(WRITTEN REQUEST):
Output every entry exactly as written.

Data entries
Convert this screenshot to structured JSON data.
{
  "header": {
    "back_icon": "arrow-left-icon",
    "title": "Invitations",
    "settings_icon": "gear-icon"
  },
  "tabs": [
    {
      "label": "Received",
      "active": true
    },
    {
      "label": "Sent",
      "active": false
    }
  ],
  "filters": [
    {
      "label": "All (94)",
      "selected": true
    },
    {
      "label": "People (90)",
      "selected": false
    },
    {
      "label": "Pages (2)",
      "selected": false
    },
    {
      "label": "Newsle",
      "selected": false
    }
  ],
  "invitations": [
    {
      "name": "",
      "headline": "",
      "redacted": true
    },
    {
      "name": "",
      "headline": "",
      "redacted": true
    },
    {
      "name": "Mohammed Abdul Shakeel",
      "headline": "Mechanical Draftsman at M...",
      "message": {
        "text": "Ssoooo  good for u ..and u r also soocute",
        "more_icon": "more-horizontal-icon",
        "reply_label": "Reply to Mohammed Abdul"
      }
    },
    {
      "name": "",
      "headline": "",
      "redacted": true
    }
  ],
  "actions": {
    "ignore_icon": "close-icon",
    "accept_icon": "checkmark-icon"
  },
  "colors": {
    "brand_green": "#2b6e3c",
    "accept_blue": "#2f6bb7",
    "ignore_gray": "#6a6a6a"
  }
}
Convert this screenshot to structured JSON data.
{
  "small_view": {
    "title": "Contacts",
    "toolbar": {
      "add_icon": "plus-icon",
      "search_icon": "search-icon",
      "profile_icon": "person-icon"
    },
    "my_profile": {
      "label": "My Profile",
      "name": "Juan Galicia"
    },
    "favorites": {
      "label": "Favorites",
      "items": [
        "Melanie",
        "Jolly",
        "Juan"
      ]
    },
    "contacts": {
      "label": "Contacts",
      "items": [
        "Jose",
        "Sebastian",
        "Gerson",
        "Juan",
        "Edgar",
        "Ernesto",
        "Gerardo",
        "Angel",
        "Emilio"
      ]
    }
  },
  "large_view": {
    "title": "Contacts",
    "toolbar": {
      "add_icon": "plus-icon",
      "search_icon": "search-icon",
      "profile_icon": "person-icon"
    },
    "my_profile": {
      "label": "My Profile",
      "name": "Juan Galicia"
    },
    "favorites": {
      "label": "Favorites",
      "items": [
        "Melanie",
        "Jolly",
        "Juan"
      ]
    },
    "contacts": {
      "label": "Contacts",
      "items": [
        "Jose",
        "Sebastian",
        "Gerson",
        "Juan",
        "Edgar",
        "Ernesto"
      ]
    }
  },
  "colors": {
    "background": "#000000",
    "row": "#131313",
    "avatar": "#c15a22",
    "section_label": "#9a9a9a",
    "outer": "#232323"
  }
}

(CORRECT OUTPUT):
Convert this screenshot to structured JSON data.
{
  "header": {
    "back_icon": "arrow-left-icon",
    "title": "Invitations",
    "settings_icon": "gear-icon"
  },
  "tabs": [
    {
      "label": "Received",
      "active": true
    },
    {
      "label": "Sent",
      "active": false
    }
  ],
  "filters": [
    {
      "label": "All (94)",
      "selected": true
    },
    {
      "label": "People (90)",
      "selected": false
    },
    {
      "label": "Pages (2)",
      "selected": false
    },
    {
      "label": "Newsle",
      "selected": false
    }
  ],
  "invitations": [
    {
      "name": "",
      "headline": "",
      "redacted": true
    },
    {
      "name": "",
      "headline": "",
      "redacted": true
    },
    {
      "name": "Mohammed Abdul Shakeel",
      "headline": "Mechanical Draftsman at M...",
      "message": {
        "text": "Ssoooo  good for u ..and u r also soocute",
        "more_icon": "more-horizontal-icon",
        "reply_label": "Reply to Mohammed Abdul"
      }
    },
    {
      "name": "",
      "headline": "",
      "redacted": true
    }
  ],
  "actions": {
    "ignore_icon": "close-icon",
    "accept_icon": "checkmark-icon"
  },
  "colors": {
    "brand_green": "#2b6e3c",
    "accept_blue": "#2f6bb7",
    "ignore_gray": "#6a6a6a"
  }
}
Convert this screenshot to structured JSON data.
{
  "small_view": {
    "title": "Contacts",
    "toolbar": {
      "add_icon": "plus-icon",
      "search_icon": "search-icon",
      "profile_icon": "person-icon"
    },
    "my_profile": {
      "label": "My Profile",
      "name": "Juan Galicia"
    },
    "favorites": {
      "label": "Favorites",
      "items": [
        "Melanie",
        "Jolly",
        "Juan"
      ]
    },
    "contacts": {
      "label": "Contacts",
      "items": [
        "Jose",
        "Sebastian",
        "Gerson",
        "Juan",
        "Edgar",
        "Ernesto",
        "Gerardo",
        "Angel",
        "Emilio"
      ]
    }
  },
  "large_view": {
    "title": "Contacts",
    "toolbar": {
      "add_icon": "plus-icon",
      "search_icon": "search-icon",
      "profile_icon": "person-icon"
    },
    "my_profile": {
      "label": "My Profile",
      "name": "Juan Galicia"
    },
    "favorites": {
      "label": "Favorites",
      "items": [
        "Melanie",
        "Jolly",
        "Juan"
      ]
    },
    "contacts": {
      "label": "Contacts",
      "items": [
        "Jose",
        "Sebastian",
        "Gerson",
        "Juan",
        "Edgar",
        "Ernesto"
      ]
    }
  },
  "colors": {
    "background": "#000000",
    "row": "#131313",
    "avatar": "#c15a22",
    "section_label": "#9a9a9a",
    "outer": "#232323"
  }
}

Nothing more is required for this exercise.